* [EXERCISE DIRECTIONS]:
Transcribe the data in full and exactly, omitting any pictures.

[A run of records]
========================================
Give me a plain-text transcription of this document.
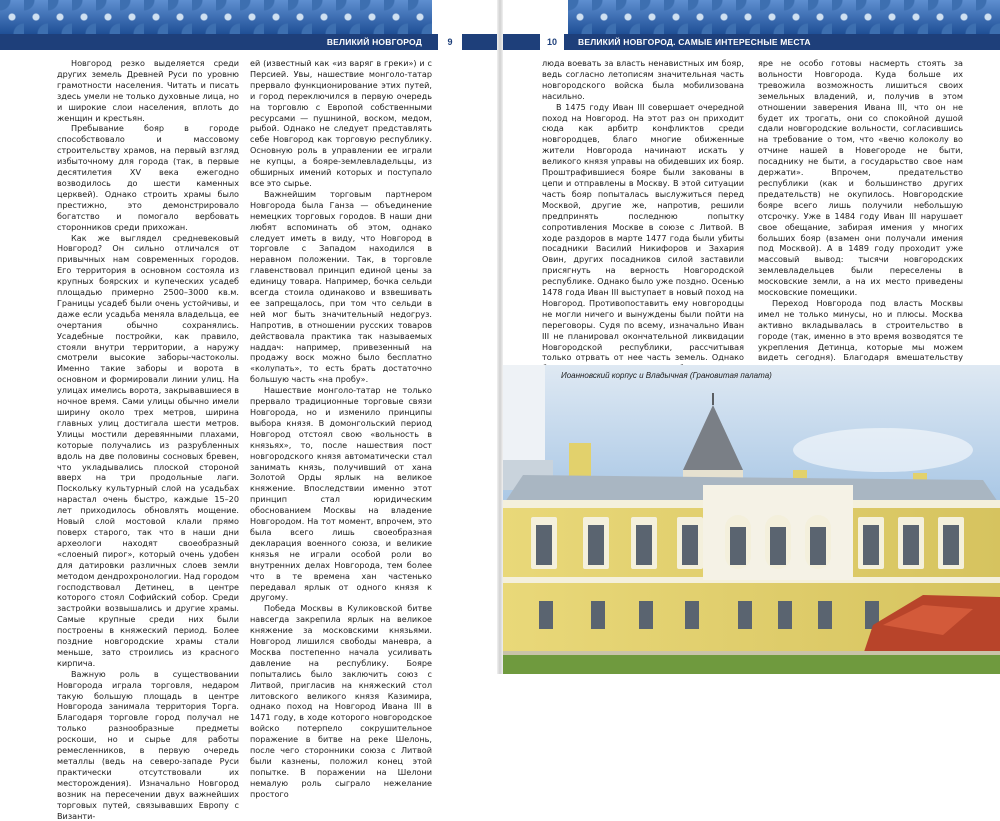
ВЕЛИКИЙ НОВГОРОД	9	10	ВЕЛИКИЙ НОВГОРОД. САМЫЕ ИНТЕРЕСНЫЕ МЕСТА

Новгород резко выделяется среди других земель Древней Руси по уровню грамотности населения. Читать и писать здесь умели не только духовные лица, но и широкие слои населения, вплоть до женщин и крестьян.

Пребывание бояр в городе способствовало и массовому строительству храмов, на первый взгляд избыточному для города (так, в первые десятилетия XV века ежегодно возводилось до шести каменных церквей). Однако строить храмы было престижно, это демонстрировало богатство и помогало вербовать сторонников среди прихожан.

Как же выглядел средневековый Новгород? Он сильно отличался от привычных нам современных городов. Его территория в основном состояла из крупных боярских и купеческих усадеб площадью примерно 2500–3000 кв.м. Границы усадеб были очень устойчивы, и даже если усадьба меняла владельца, ее очертания обычно сохранялись. Усадебные постройки, как правило, стояли внутри территории, а наружу смотрели высокие заборы-частоколы. Именно такие заборы и ворота в основном и формировали линии улиц. На улицах имелись ворота, закрывавшиеся в ночное время. Сами улицы обычно имели ширину около трех метров, ширина главных улиц достигала шести метров. Улицы мостили деревянными плахами, которые получались из разрубленных вдоль на две половины сосновых бревен, что укладывались плоской стороной вверх на три продольные лаги. Поскольку культурный слой на усадьбах нарастал очень быстро, каждые 15–20 лет приходилось обновлять мощение. Новый слой мостовой клали прямо поверх старого, так что в наши дни археологи находят своеобразный «слоеный пирог», который очень удобен для датировки различных слоев земли методом дендрохронологии. Над городом господствовал Детинец, в центре которого стоял Софийский собор. Среди застройки возвышались и другие храмы. Самые крупные среди них были построены в княжеский период. Более поздние новгородские храмы стали меньше, зато строились из красного кирпича.

Важную роль в существовании Новгорода играла торговля, недаром такую большую площадь в центре Новгорода занимала территория Торга. Благодаря торговле город получал не только разнообразные предметы роскоши, но и сырье для работы ремесленников, в первую очередь металлы (ведь на северо-западе Руси практически отсутствовали их месторождения). Изначально Новгород возник на пересечении двух важнейших торговых путей, связывавших Европу с Византи-

ей (известный как «из варяг в греки») и с Персией. Увы, нашествие монголо-татар прервало функционирование этих путей, и город переключился в первую очередь на торговлю с Европой собственными ресурсами — пушниной, воском, медом, рыбой. Однако не следует представлять себе Новгород как торговую республику. Основную роль в управлении ее играли не купцы, а бояре-землевладельцы, из обширных имений которых и поступало все это сырье.

Важнейшим торговым партнером Новгорода была Ганза — объединение немецких торговых городов. В наши дни любят вспоминать об этом, однако следует иметь в виду, что Новгород в торговле с Западом находился в неравном положении. Так, в торговле главенствовал принцип единой цены за единицу товара. Например, бочка сельди всегда стоила одинаково и взвешивать ее запрещалось, при том что сельди в ней мог быть значительный недогруз. Напротив, в отношении русских товаров действовала практика так называемых наддач: например, привезенный на продажу воск можно было бесплатно «колупать», то есть брать достаточно большую часть «на пробу».

Нашествие монголо-татар не только прервало традиционные торговые связи Новгорода, но и изменило принципы выбора князя. В домонгольский период Новгород отстоял свою «вольность в князьях», то, после нашествия пост новгородского князя автоматически стал занимать князь, получивший от хана Золотой Орды ярлык на великое княжение. Впоследствии именно этот принцип стал юридическим обоснованием Москвы на владение Новгородом. На тот момент, впрочем, это была всего лишь своеобразная декларация военного союза, и великие князья не играли особой роли во внутренних делах Новгорода, тем более что в те времена хан частенько передавал ярлык от одного князя к другому.

Победа Москвы в Куликовской битве навсегда закрепила ярлык на великое княжение за московскими князьями. Новгород лишился свободы маневра, а Москва постепенно начала усиливать давление на республику. Бояре попытались было заключить союз с Литвой, пригласив на княжеский стол литовского великого князя Казимира, однако поход на Новгород Ивана III в 1471 году, в ходе которого новгородское войско потерпело сокрушительное поражение в битве на реке Шелонь, после чего сторонники союза с Литвой были казнены, положил конец этой попытке. В поражении на Шелони немалую роль сыграло нежелание простого

люда воевать за власть ненавистных им бояр, ведь согласно летописям значительная часть новгородского войска была мобилизована насильно.

В 1475 году Иван III совершает очередной поход на Новгород. На этот раз он приходит сюда как арбитр конфликтов среди новгородцев, благо многие обиженные жители Новгорода начинают искать у великого князя управы на обидевших их бояр. Проштрафившиеся бояре были закованы в цепи и отправлены в Москву. В этой ситуации часть бояр попыталась выслужиться перед Москвой, другие же, напротив, решили предпринять последнюю попытку сопротивления Москве в союзе с Литвой. В ходе раздоров в марте 1477 года были убиты посадники Василий Никифоров и Захария Овин, других посадников силой заставили присягнуть на верность Новгородской республике. Однако было уже поздно. Осенью 1478 года Иван III выступает в новый поход на Новгород. Противопоставить ему новгородцы не могли ничего и вынуждены были пойти на переговоры. Судя по всему, изначально Иван III не планировал окончательной ликвидации Новгородской республики, рассчитывая только отрвать от нее часть земель. Однако

яре не особо готовы насмерть стоять за вольности Новгорода. Куда больше их тревожила возможность лишиться своих земельных владений, и, получив в этом отношении заверения Ивана III, что он не будет их трогать, они со спокойной душой сдали новгородские вольности, согласившись на требование о том, что «вечю колоколу во отчине нашей в Новегороде не быти, посаднику не быти, а государьство свое нам держати». Впрочем, предательство республики (как и большинство других предательств) не окупилось. Новгородские бояре всего лишь получили небольшую отсрочку. Уже в 1484 году Иван III нарушает свое обещание, забирая имения у многих больших бояр (взамен они получали имения под Москвой). А в 1489 году проходит уже массовый вывод: тысячи новгородских землевладельцев были переселены в московские земли, а на их место приведены московские помещики.

Переход Новгорода под власть Москвы имел не только минусы, но и плюсы. Москва активно вкладывалась в строительство в городе (так, именно в это время возводятся те укрепления Детинца, которые мы можем видеть сегодня). Благодаря вмешательству

Иоанновский корпус и Владычная (Грановитая палата)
========================================
* [IN RESPONSE]:
Give me a plain-text transcription of this document.
ВЕЛИКИЙ НОВГОРОД	9	10	ВЕЛИКИЙ НОВГОРОД. САМЫЕ ИНТЕРЕСНЫЕ МЕСТА

Новгород резко выделяется среди других земель Древней Руси по уровню грамотности населения. Читать и писать здесь умели не только духовные лица, но и широкие слои населения, вплоть до женщин и крестьян.

Пребывание бояр в городе способствовало и массовому строительству храмов, на первый взгляд избыточному для города (так, в первые десятилетия XV века ежегодно возводилось до шести каменных церквей). Однако строить храмы было престижно, это демонстрировало богатство и помогало вербовать сторонников среди прихожан.

Как же выглядел средневековый Новгород? Он сильно отличался от привычных нам современных городов. Его территория в основном состояла из крупных боярских и купеческих усадеб площадью примерно 2500–3000 кв.м. Границы усадеб были очень устойчивы, и даже если усадьба меняла владельца, ее очертания обычно сохранялись. Усадебные постройки, как правило, стояли внутри территории, а наружу смотрели высокие заборы-частоколы. Именно такие заборы и ворота в основном и формировали линии улиц. На улицах имелись ворота, закрывавшиеся в ночное время. Сами улицы обычно имели ширину около трех метров, ширина главных улиц достигала шести метров. Улицы мостили деревянными плахами, которые получались из разрубленных вдоль на две половины сосновых бревен, что укладывались плоской стороной вверх на три продольные лаги. Поскольку культурный слой на усадьбах нарастал очень быстро, каждые 15–20 лет приходилось обновлять мощение. Новый слой мостовой клали прямо поверх старого, так что в наши дни археологи находят своеобразный «слоеный пирог», который очень удобен для датировки различных слоев земли методом дендрохронологии. Над городом господствовал Детинец, в центре которого стоял Софийский собор. Среди застройки возвышались и другие храмы. Самые крупные среди них были построены в княжеский период. Более поздние новгородские храмы стали меньше, зато строились из красного кирпича.

Важную роль в существовании Новгорода играла торговля, недаром такую большую площадь в центре Новгорода занимала территория Торга. Благодаря торговле город получал не только разнообразные предметы роскоши, но и сырье для работы ремесленников, в первую очередь металлы (ведь на северо-западе Руси практически отсутствовали их месторождения). Изначально Новгород возник на пересечении двух важнейших торговых путей, связывавших Европу с Византи-

ей (известный как «из варяг в греки») и с Персией. Увы, нашествие монголо-татар прервало функционирование этих путей, и город переключился в первую очередь на торговлю с Европой собственными ресурсами — пушниной, воском, медом, рыбой. Однако не следует представлять себе Новгород как торговую республику. Основную роль в управлении ее играли не купцы, а бояре-землевладельцы, из обширных имений которых и поступало все это сырье.

Важнейшим торговым партнером Новгорода была Ганза — объединение немецких торговых городов. В наши дни любят вспоминать об этом, однако следует иметь в виду, что Новгород в торговле с Западом находился в неравном положении. Так, в торговле главенствовал принцип единой цены за единицу товара. Например, бочка сельди всегда стоила одинаково и взвешивать ее запрещалось, при том что сельди в ней мог быть значительный недогруз. Напротив, в отношении русских товаров действовала практика так называемых наддач: например, привезенный на продажу воск можно было бесплатно «колупать», то есть брать достаточно большую часть «на пробу».

Нашествие монголо-татар не только прервало традиционные торговые связи Новгорода, но и изменило принципы выбора князя. В домонгольский период Новгород отстоял свою «вольность в князьях», то, после нашествия пост новгородского князя автоматически стал занимать князь, получивший от хана Золотой Орды ярлык на великое княжение. Впоследствии именно этот принцип стал юридическим обоснованием Москвы на владение Новгородом. На тот момент, впрочем, это была всего лишь своеобразная декларация военного союза, и великие князья не играли особой роли во внутренних делах Новгорода, тем более что в те времена хан частенько передавал ярлык от одного князя к другому.

Победа Москвы в Куликовской битве навсегда закрепила ярлык на великое княжение за московскими князьями. Новгород лишился свободы маневра, а Москва постепенно начала усиливать давление на республику. Бояре попытались было заключить союз с Литвой, пригласив на княжеский стол литовского великого князя Казимира, однако поход на Новгород Ивана III в 1471 году, в ходе которого новгородское войско потерпело сокрушительное поражение в битве на реке Шелонь, после чего сторонники союза с Литвой были казнены, положил конец этой попытке. В поражении на Шелони немалую роль сыграло нежелание простого

люда воевать за власть ненавистных им бояр, ведь согласно летописям значительная часть новгородского войска была мобилизована насильно.

В 1475 году Иван III совершает очередной поход на Новгород. На этот раз он приходит сюда как арбитр конфликтов среди новгородцев, благо многие обиженные жители Новгорода начинают искать у великого князя управы на обидевших их бояр. Проштрафившиеся бояре были закованы в цепи и отправлены в Москву. В этой ситуации часть бояр попыталась выслужиться перед Москвой, другие же, напротив, решили предпринять последнюю попытку сопротивления Москве в союзе с Литвой. В ходе раздоров в марте 1477 года были убиты посадники Василий Никифоров и Захария Овин, других посадников силой заставили присягнуть на верность Новгородской республике. Однако было уже поздно. Осенью 1478 года Иван III выступает в новый поход на Новгород. Противопоставить ему новгородцы не могли ничего и вынуждены были пойти на переговоры. Судя по всему, изначально Иван III не планировал окончательной ликвидации Новгородской республики, рассчитывая только отрвать от нее часть земель. Однако

яре не особо готовы насмерть стоять за вольности Новгорода. Куда больше их тревожила возможность лишиться своих земельных владений, и, получив в этом отношении заверения Ивана III, что он не будет их трогать, они со спокойной душой сдали новгородские вольности, согласившись на требование о том, что «вечю колоколу во отчине нашей в Новегороде не быти, посаднику не быти, а государьство свое нам держати». Впрочем, предательство республики (как и большинство других предательств) не окупилось. Новгородские бояре всего лишь получили небольшую отсрочку. Уже в 1484 году Иван III нарушает свое обещание, забирая имения у многих больших бояр (взамен они получали имения под Москвой). А в 1489 году проходит уже массовый вывод: тысячи новгородских землевладельцев были переселены в московские земли, а на их место приведены московские помещики.

Переход Новгорода под власть Москвы имел не только минусы, но и плюсы. Москва активно вкладывалась в строительство в городе (так, именно в это время возводятся те укрепления Детинца, которые мы можем видеть сегодня). Благодаря вмешательству

Иоанновский корпус и Владычная (Грановитая палата)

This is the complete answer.